Figure dataset records:
## START

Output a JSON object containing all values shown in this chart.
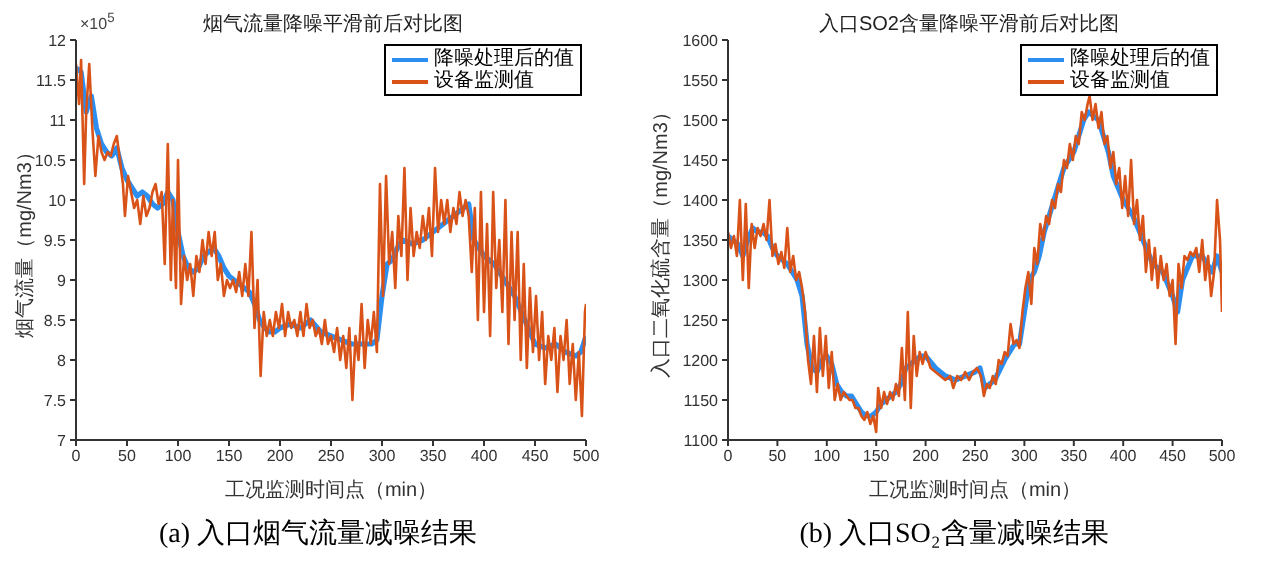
{
  "chart_data": [
    {
      "type": "line",
      "title": "烟气流量降噪平滑前后对比图",
      "xlabel": "工况监测时间点（min）",
      "ylabel": "烟气流量（mg/Nm3）",
      "annotations": [
        "×10$^{5}$",
        "(a) 入口烟气流量减噪结果"
      ],
      "xlim": [
        0,
        500
      ],
      "xticks": [
        0,
        50,
        100,
        150,
        200,
        250,
        300,
        350,
        400,
        450,
        500
      ],
      "ylim": [
        7,
        12
      ],
      "yticks": [
        7,
        7.5,
        8,
        8.5,
        9,
        9.5,
        10,
        10.5,
        11,
        11.5,
        12
      ],
      "legend": "top right",
      "series": [
        {
          "name": "降噪处理后的值",
          "color": "#2b8ef0",
          "x": [
            0,
            5,
            10,
            15,
            20,
            25,
            30,
            35,
            40,
            45,
            50,
            55,
            60,
            65,
            70,
            75,
            80,
            85,
            90,
            95,
            100,
            105,
            110,
            115,
            120,
            125,
            130,
            135,
            140,
            145,
            150,
            155,
            160,
            165,
            170,
            175,
            180,
            185,
            190,
            195,
            200,
            210,
            220,
            230,
            240,
            250,
            260,
            270,
            280,
            290,
            295,
            300,
            305,
            310,
            315,
            320,
            330,
            340,
            350,
            360,
            370,
            380,
            385,
            390,
            400,
            410,
            420,
            430,
            440,
            450,
            460,
            470,
            480,
            490,
            495,
            500
          ],
          "values": [
            11.65,
            11.6,
            11.1,
            11.3,
            10.9,
            10.7,
            10.6,
            10.55,
            10.65,
            10.4,
            10.25,
            10.15,
            10.05,
            10.1,
            10.05,
            9.95,
            9.9,
            9.95,
            10.1,
            10.0,
            9.6,
            9.3,
            9.15,
            9.1,
            9.15,
            9.3,
            9.35,
            9.4,
            9.3,
            9.15,
            9.05,
            9.0,
            8.95,
            8.9,
            8.85,
            8.7,
            8.5,
            8.4,
            8.35,
            8.35,
            8.4,
            8.45,
            8.4,
            8.5,
            8.35,
            8.3,
            8.25,
            8.2,
            8.2,
            8.2,
            8.25,
            8.8,
            9.2,
            9.25,
            9.4,
            9.5,
            9.45,
            9.5,
            9.6,
            9.7,
            9.8,
            9.9,
            9.95,
            9.5,
            9.3,
            9.2,
            9.0,
            8.8,
            8.5,
            8.2,
            8.15,
            8.2,
            8.1,
            8.05,
            8.1,
            8.3
          ]
        },
        {
          "name": "设备监测值",
          "color": "#d95319",
          "x": [
            0,
            3,
            5,
            8,
            10,
            13,
            16,
            19,
            22,
            25,
            28,
            31,
            34,
            37,
            40,
            43,
            46,
            48,
            51,
            54,
            57,
            60,
            63,
            66,
            69,
            72,
            75,
            78,
            81,
            84,
            87,
            90,
            93,
            95,
            98,
            100,
            103,
            106,
            109,
            112,
            115,
            118,
            121,
            124,
            127,
            130,
            133,
            136,
            139,
            142,
            145,
            148,
            151,
            154,
            157,
            160,
            163,
            166,
            169,
            172,
            175,
            178,
            181,
            184,
            187,
            190,
            193,
            196,
            199,
            202,
            205,
            208,
            211,
            214,
            217,
            220,
            223,
            226,
            229,
            232,
            235,
            238,
            241,
            244,
            247,
            250,
            253,
            256,
            259,
            262,
            265,
            268,
            271,
            274,
            277,
            280,
            283,
            286,
            289,
            292,
            295,
            298,
            301,
            304,
            307,
            310,
            313,
            316,
            319,
            322,
            325,
            328,
            331,
            334,
            337,
            340,
            343,
            346,
            349,
            352,
            355,
            358,
            361,
            364,
            367,
            370,
            373,
            376,
            379,
            382,
            385,
            388,
            391,
            394,
            397,
            400,
            403,
            406,
            409,
            412,
            415,
            418,
            421,
            424,
            427,
            430,
            433,
            436,
            439,
            442,
            445,
            448,
            451,
            454,
            457,
            460,
            463,
            466,
            469,
            472,
            475,
            478,
            481,
            484,
            487,
            490,
            493,
            496,
            499,
            500
          ],
          "values": [
            11.7,
            11.2,
            11.75,
            10.2,
            11.1,
            11.7,
            10.9,
            10.3,
            10.8,
            10.6,
            10.5,
            10.6,
            10.55,
            10.7,
            10.8,
            10.5,
            10.2,
            9.8,
            10.3,
            10.1,
            9.9,
            10.0,
            9.7,
            10.05,
            9.8,
            9.9,
            10.1,
            10.2,
            9.95,
            10.1,
            9.2,
            10.7,
            9.0,
            10.0,
            8.9,
            10.5,
            8.7,
            9.3,
            9.0,
            9.2,
            8.8,
            9.3,
            9.1,
            9.5,
            9.2,
            9.6,
            9.3,
            9.6,
            9.0,
            9.2,
            8.8,
            9.0,
            8.9,
            9.0,
            8.85,
            9.1,
            8.8,
            9.2,
            8.8,
            9.6,
            8.4,
            9.0,
            7.8,
            8.6,
            8.3,
            8.5,
            8.3,
            8.6,
            8.4,
            8.7,
            8.3,
            8.6,
            8.4,
            8.5,
            8.3,
            8.6,
            8.3,
            8.7,
            8.4,
            8.5,
            8.3,
            8.4,
            8.2,
            8.5,
            8.2,
            8.3,
            8.1,
            8.4,
            8.0,
            8.3,
            7.9,
            8.4,
            7.5,
            8.3,
            8.0,
            8.7,
            7.9,
            8.5,
            8.2,
            8.6,
            8.1,
            10.2,
            8.8,
            10.3,
            9.2,
            9.6,
            8.9,
            9.8,
            9.3,
            10.4,
            9.0,
            9.9,
            9.3,
            9.6,
            9.4,
            9.8,
            9.5,
            9.9,
            9.3,
            10.4,
            9.6,
            10.0,
            9.7,
            10.0,
            9.6,
            9.9,
            9.7,
            10.1,
            9.8,
            10.0,
            9.8,
            9.1,
            9.9,
            8.5,
            10.1,
            8.6,
            9.7,
            8.3,
            10.1,
            8.9,
            9.5,
            8.6,
            10.0,
            8.2,
            9.6,
            8.5,
            9.6,
            8.0,
            9.2,
            7.9,
            8.9,
            8.1,
            8.8,
            8.0,
            8.6,
            7.7,
            8.3,
            8.0,
            8.4,
            7.6,
            8.3,
            8.0,
            8.5,
            7.7,
            8.2,
            7.5,
            8.1,
            7.3,
            8.6,
            8.7
          ]
        }
      ]
    },
    {
      "type": "line",
      "title": "入口SO2含量降噪平滑前后对比图",
      "xlabel": "工况监测时间点（min）",
      "ylabel": "入口二氧化硫含量（mg/Nm3）",
      "annotations": [
        "(b) 入口SO₂含量减噪结果"
      ],
      "xlim": [
        0,
        500
      ],
      "xticks": [
        0,
        50,
        100,
        150,
        200,
        250,
        300,
        350,
        400,
        450,
        500
      ],
      "ylim": [
        1100,
        1600
      ],
      "yticks": [
        1100,
        1150,
        1200,
        1250,
        1300,
        1350,
        1400,
        1450,
        1500,
        1550,
        1600
      ],
      "legend": "top right",
      "series": [
        {
          "name": "降噪处理后的值",
          "color": "#2b8ef0",
          "x": [
            0,
            5,
            10,
            15,
            20,
            25,
            30,
            35,
            40,
            45,
            50,
            55,
            60,
            65,
            70,
            75,
            80,
            85,
            90,
            95,
            100,
            105,
            110,
            115,
            120,
            125,
            130,
            135,
            140,
            145,
            150,
            155,
            160,
            165,
            170,
            175,
            180,
            185,
            190,
            195,
            200,
            210,
            220,
            230,
            240,
            250,
            255,
            260,
            265,
            270,
            280,
            290,
            295,
            300,
            305,
            310,
            315,
            320,
            330,
            340,
            345,
            350,
            355,
            360,
            365,
            370,
            375,
            380,
            385,
            390,
            400,
            410,
            420,
            430,
            440,
            450,
            455,
            460,
            470,
            480,
            490,
            495,
            500
          ],
          "values": [
            1355,
            1350,
            1345,
            1330,
            1350,
            1365,
            1360,
            1360,
            1355,
            1340,
            1330,
            1325,
            1320,
            1310,
            1300,
            1280,
            1220,
            1190,
            1185,
            1200,
            1205,
            1195,
            1170,
            1160,
            1155,
            1155,
            1145,
            1135,
            1130,
            1130,
            1135,
            1145,
            1150,
            1155,
            1160,
            1170,
            1190,
            1195,
            1200,
            1205,
            1205,
            1190,
            1180,
            1175,
            1180,
            1185,
            1190,
            1165,
            1170,
            1175,
            1200,
            1220,
            1220,
            1260,
            1300,
            1310,
            1330,
            1360,
            1400,
            1440,
            1450,
            1460,
            1480,
            1500,
            1510,
            1505,
            1500,
            1480,
            1460,
            1430,
            1400,
            1380,
            1350,
            1320,
            1310,
            1280,
            1260,
            1300,
            1330,
            1330,
            1310,
            1330,
            1310
          ]
        },
        {
          "name": "设备监测值",
          "color": "#d95319",
          "x": [
            0,
            3,
            6,
            9,
            12,
            15,
            18,
            21,
            24,
            27,
            30,
            33,
            36,
            39,
            42,
            45,
            48,
            51,
            54,
            57,
            60,
            63,
            66,
            69,
            72,
            75,
            78,
            81,
            84,
            87,
            90,
            93,
            96,
            99,
            102,
            105,
            108,
            111,
            114,
            117,
            120,
            123,
            126,
            129,
            132,
            135,
            138,
            141,
            144,
            147,
            150,
            152,
            155,
            158,
            161,
            164,
            167,
            170,
            173,
            176,
            179,
            182,
            185,
            188,
            191,
            194,
            197,
            200,
            205,
            210,
            215,
            220,
            225,
            228,
            232,
            236,
            240,
            244,
            248,
            252,
            256,
            259,
            262,
            265,
            268,
            271,
            274,
            277,
            280,
            283,
            286,
            289,
            292,
            295,
            298,
            301,
            304,
            307,
            310,
            313,
            316,
            319,
            322,
            325,
            328,
            331,
            334,
            337,
            340,
            343,
            346,
            349,
            352,
            355,
            358,
            361,
            364,
            366,
            369,
            372,
            375,
            378,
            381,
            384,
            387,
            390,
            393,
            396,
            399,
            402,
            405,
            408,
            411,
            414,
            417,
            420,
            423,
            426,
            429,
            432,
            435,
            438,
            441,
            444,
            447,
            450,
            453,
            456,
            459,
            462,
            465,
            468,
            471,
            474,
            477,
            480,
            483,
            486,
            489,
            492,
            495,
            498,
            500
          ],
          "values": [
            1360,
            1340,
            1355,
            1330,
            1400,
            1300,
            1395,
            1290,
            1370,
            1340,
            1365,
            1355,
            1370,
            1350,
            1400,
            1330,
            1345,
            1320,
            1335,
            1315,
            1365,
            1310,
            1330,
            1300,
            1310,
            1290,
            1260,
            1200,
            1170,
            1230,
            1160,
            1240,
            1180,
            1230,
            1165,
            1210,
            1150,
            1170,
            1150,
            1160,
            1155,
            1150,
            1150,
            1140,
            1140,
            1130,
            1125,
            1135,
            1120,
            1130,
            1110,
            1165,
            1140,
            1160,
            1145,
            1160,
            1150,
            1170,
            1155,
            1215,
            1150,
            1260,
            1140,
            1230,
            1180,
            1210,
            1195,
            1210,
            1190,
            1185,
            1180,
            1175,
            1180,
            1165,
            1180,
            1175,
            1185,
            1175,
            1185,
            1190,
            1180,
            1155,
            1170,
            1165,
            1180,
            1170,
            1200,
            1195,
            1210,
            1205,
            1245,
            1220,
            1225,
            1215,
            1260,
            1290,
            1310,
            1270,
            1340,
            1320,
            1370,
            1350,
            1380,
            1370,
            1400,
            1390,
            1420,
            1410,
            1450,
            1440,
            1470,
            1450,
            1480,
            1470,
            1510,
            1500,
            1520,
            1530,
            1500,
            1520,
            1490,
            1510,
            1470,
            1480,
            1440,
            1460,
            1420,
            1440,
            1390,
            1430,
            1380,
            1450,
            1370,
            1400,
            1350,
            1380,
            1310,
            1350,
            1300,
            1340,
            1290,
            1330,
            1300,
            1320,
            1280,
            1300,
            1220,
            1320,
            1290,
            1330,
            1325,
            1335,
            1330,
            1340,
            1310,
            1350,
            1300,
            1330,
            1280,
            1310,
            1400,
            1350,
            1260
          ]
        }
      ]
    }
  ]
}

## END

The exercise: Look through the entries above and count each line holding "ylabel"; report the count alone.

The response: 2